(Data entries)
● ● ● ● ●
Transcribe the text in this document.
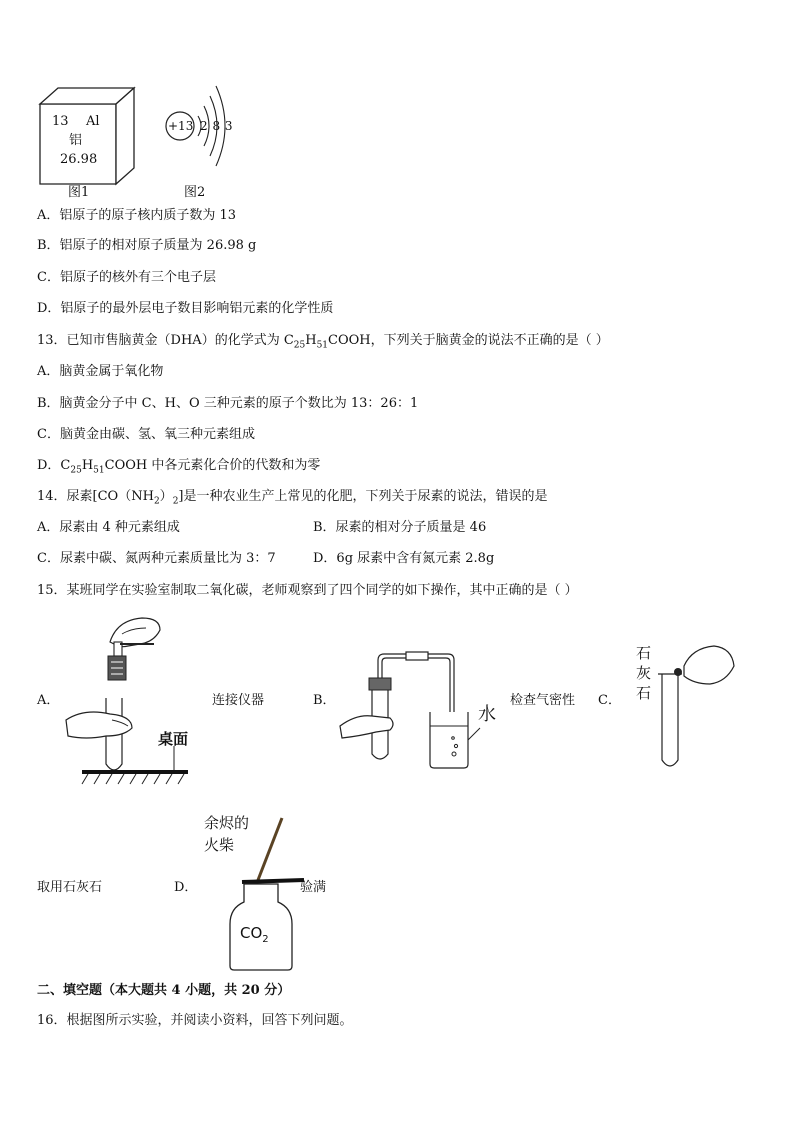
13 Al
铝
26.98
图1
+13 2 8 3
图2
A．铝原子的原子核内质子数为 13
B．铝原子的相对原子质量为 26.98 g
C．铝原子的核外有三个电子层
D．铝原子的最外层电子数目影响铝元素的化学性质
13．已知市售脑黄金（DHA）的化学式为 $C_{25}H_{51}COOH$，下列关于脑黄金的说法不正确的是（ ）
A．脑黄金属于氧化物
B．脑黄金分子中 C、H、O 三种元素的原子个数比为 13：26：1
C．脑黄金由碳、氢、氧三种元素组成
D．$C_{25}H_{51}COOH$ 中各元素化合价的代数和为零
14．尿素$[CO(NH_2)_2]$是一种农业生产上常见的化肥，下列关于尿素的说法，错误的是
A．尿素由 4 种元素组成	B．尿素的相对分子质量是 46
C．尿素中碳、氮两种元素质量比为 3：7	D．6g 尿素中含有氮元素 2.8g
15．某班同学在实验室制取二氧化碳，老师观察到了四个同学的如下操作，其中正确的是（ ）
A．
桌面
连接仪器	B．
水
检查气密性 C．
石
灰
石
取用石灰石	D．
余烬的
火柴
$CO_2$
验满
二、填空题（本大题共 4 小题，共 20 分）
16．根据图所示实验，并阅读小资料，回答下列问题。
● ● ● ● ●
→ **Exercise instructions**: Transcribe all the records above word for word, without their images.

→ **Output for this exercise**:
Transcribe the text in this document.
13 Al
铝
26.98
图1
+13 2 8 3
图2
A．铝原子的原子核内质子数为 13
B．铝原子的相对原子质量为 26.98 g
C．铝原子的核外有三个电子层
D．铝原子的最外层电子数目影响铝元素的化学性质
13．已知市售脑黄金（DHA）的化学式为 $C_{25}H_{51}COOH$，下列关于脑黄金的说法不正确的是（ ）
A．脑黄金属于氧化物
B．脑黄金分子中 C、H、O 三种元素的原子个数比为 13：26：1
C．脑黄金由碳、氢、氧三种元素组成
D．$C_{25}H_{51}COOH$ 中各元素化合价的代数和为零
14．尿素$[CO(NH_2)_2]$是一种农业生产上常见的化肥，下列关于尿素的说法，错误的是
A．尿素由 4 种元素组成	B．尿素的相对分子质量是 46
C．尿素中碳、氮两种元素质量比为 3：7	D．6g 尿素中含有氮元素 2.8g
15．某班同学在实验室制取二氧化碳，老师观察到了四个同学的如下操作，其中正确的是（ ）
A．
桌面
连接仪器	B．
水
检查气密性 C．
石
灰
石
取用石灰石	D．
余烬的
火柴
$CO_2$
验满
二、填空题（本大题共 4 小题，共 20 分）
16．根据图所示实验，并阅读小资料，回答下列问题。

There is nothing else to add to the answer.